EXERCISE BRIEF = Check each line of the listing, and copy it if it contains the word "Hydrogel".
** START OF SOURCE RECORDS **
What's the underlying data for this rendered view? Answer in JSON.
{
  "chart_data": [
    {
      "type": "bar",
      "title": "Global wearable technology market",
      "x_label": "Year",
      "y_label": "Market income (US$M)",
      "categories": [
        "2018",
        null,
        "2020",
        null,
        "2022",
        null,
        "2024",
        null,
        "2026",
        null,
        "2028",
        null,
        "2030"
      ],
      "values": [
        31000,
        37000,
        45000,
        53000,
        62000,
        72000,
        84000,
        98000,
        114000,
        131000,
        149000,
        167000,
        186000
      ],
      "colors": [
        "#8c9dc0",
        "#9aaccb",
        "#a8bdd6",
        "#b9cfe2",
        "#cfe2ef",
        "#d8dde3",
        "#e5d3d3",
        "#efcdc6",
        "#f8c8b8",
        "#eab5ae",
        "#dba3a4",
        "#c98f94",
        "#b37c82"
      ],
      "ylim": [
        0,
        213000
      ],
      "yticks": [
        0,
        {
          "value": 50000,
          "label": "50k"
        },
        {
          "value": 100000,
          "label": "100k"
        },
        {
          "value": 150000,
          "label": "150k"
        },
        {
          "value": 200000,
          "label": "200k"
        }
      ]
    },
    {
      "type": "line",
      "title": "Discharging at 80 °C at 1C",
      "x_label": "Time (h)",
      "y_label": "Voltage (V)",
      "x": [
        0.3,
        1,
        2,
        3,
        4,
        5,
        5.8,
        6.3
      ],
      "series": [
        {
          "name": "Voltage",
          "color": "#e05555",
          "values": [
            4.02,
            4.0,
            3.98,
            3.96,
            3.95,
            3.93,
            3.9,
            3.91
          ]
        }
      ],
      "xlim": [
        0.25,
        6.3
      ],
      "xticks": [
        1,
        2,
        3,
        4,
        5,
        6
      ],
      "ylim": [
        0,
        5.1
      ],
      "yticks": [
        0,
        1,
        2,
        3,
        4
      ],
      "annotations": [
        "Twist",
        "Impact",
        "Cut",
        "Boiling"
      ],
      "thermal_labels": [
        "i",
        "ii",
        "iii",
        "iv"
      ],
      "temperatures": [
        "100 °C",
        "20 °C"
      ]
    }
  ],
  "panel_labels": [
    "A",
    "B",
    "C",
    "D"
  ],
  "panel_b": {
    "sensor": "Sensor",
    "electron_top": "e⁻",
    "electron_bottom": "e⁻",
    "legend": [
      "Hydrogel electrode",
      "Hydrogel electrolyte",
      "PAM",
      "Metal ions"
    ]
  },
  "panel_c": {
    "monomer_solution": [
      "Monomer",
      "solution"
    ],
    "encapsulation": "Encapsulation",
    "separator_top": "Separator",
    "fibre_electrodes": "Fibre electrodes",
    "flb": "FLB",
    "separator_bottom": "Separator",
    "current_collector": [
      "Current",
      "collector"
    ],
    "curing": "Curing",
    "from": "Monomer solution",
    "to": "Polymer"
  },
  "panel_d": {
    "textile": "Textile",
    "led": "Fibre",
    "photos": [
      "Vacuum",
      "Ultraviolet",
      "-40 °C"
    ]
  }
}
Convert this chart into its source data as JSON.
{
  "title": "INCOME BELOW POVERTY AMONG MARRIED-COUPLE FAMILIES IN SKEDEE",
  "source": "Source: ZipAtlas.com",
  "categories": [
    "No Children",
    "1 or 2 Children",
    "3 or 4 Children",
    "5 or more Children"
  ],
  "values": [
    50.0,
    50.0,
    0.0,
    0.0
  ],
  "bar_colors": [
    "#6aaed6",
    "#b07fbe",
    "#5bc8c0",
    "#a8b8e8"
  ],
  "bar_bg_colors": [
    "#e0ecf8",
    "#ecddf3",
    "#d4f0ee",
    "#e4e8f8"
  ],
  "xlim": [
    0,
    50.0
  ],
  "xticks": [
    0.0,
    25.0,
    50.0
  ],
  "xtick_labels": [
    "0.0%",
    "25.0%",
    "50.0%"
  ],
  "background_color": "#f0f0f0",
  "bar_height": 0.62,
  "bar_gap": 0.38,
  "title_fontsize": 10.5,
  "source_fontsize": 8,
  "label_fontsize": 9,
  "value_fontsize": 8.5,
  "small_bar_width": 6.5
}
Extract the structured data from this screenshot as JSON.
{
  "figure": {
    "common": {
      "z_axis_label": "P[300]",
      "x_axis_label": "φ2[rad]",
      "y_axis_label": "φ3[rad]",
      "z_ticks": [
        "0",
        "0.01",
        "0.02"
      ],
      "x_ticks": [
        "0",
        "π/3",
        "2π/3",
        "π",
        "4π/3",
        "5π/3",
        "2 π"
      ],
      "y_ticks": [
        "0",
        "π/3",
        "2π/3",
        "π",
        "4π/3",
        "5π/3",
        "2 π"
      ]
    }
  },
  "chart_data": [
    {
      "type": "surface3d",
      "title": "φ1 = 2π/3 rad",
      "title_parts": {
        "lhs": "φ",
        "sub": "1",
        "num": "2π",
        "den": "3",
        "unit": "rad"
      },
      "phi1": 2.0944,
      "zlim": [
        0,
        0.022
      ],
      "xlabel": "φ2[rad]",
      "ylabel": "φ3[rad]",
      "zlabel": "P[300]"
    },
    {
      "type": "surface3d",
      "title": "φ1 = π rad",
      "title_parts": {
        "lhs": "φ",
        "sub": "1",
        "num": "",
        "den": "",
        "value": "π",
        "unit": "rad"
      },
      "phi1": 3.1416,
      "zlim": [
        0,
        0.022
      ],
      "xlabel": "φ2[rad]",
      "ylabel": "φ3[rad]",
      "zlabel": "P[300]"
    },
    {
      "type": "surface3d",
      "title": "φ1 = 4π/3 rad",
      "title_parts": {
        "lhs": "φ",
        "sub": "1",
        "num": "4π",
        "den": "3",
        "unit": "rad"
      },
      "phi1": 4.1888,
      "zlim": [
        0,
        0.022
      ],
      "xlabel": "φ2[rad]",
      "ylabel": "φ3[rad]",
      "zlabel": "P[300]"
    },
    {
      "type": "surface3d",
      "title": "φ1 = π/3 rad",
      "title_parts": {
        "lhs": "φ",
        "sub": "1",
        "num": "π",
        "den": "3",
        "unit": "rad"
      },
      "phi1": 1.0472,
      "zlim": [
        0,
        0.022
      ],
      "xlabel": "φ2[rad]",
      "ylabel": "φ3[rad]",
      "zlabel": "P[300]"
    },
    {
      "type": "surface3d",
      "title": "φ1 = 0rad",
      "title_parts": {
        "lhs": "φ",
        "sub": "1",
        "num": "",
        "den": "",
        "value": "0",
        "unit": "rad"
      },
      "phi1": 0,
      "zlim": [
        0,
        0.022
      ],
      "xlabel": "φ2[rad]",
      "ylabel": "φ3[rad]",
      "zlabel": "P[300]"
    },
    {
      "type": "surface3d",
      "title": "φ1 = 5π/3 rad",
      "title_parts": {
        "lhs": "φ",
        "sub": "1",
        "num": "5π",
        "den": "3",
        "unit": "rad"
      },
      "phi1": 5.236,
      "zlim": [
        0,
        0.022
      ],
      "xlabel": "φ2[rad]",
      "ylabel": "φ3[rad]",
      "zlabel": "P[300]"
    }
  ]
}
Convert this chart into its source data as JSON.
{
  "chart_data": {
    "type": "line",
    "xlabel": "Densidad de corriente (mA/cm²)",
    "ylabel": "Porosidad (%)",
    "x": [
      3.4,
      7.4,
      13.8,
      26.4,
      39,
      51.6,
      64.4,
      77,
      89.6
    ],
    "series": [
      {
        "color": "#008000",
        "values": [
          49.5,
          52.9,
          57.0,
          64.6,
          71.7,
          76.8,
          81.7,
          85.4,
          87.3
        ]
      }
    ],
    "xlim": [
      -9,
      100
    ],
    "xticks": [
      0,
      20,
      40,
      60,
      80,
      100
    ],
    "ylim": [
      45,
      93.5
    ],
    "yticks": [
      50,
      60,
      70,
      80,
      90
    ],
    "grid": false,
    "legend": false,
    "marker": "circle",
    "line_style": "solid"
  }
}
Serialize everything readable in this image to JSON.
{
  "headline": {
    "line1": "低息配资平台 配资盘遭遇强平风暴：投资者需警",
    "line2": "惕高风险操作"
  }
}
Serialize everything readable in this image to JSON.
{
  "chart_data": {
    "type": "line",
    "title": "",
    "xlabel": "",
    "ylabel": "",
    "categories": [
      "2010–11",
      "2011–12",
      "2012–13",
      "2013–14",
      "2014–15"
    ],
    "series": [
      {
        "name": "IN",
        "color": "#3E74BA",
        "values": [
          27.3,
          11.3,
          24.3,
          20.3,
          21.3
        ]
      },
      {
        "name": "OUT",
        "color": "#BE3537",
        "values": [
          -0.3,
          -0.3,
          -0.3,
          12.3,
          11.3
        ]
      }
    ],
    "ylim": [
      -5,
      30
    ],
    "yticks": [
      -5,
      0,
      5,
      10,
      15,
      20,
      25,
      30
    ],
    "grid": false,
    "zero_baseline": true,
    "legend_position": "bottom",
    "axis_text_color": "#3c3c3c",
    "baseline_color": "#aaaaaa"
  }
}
** END OF SOURCE RECORDS **
EXERCISE SOLUTION =
      "Hydrogel electrode",
      "Hydrogel electrolyte",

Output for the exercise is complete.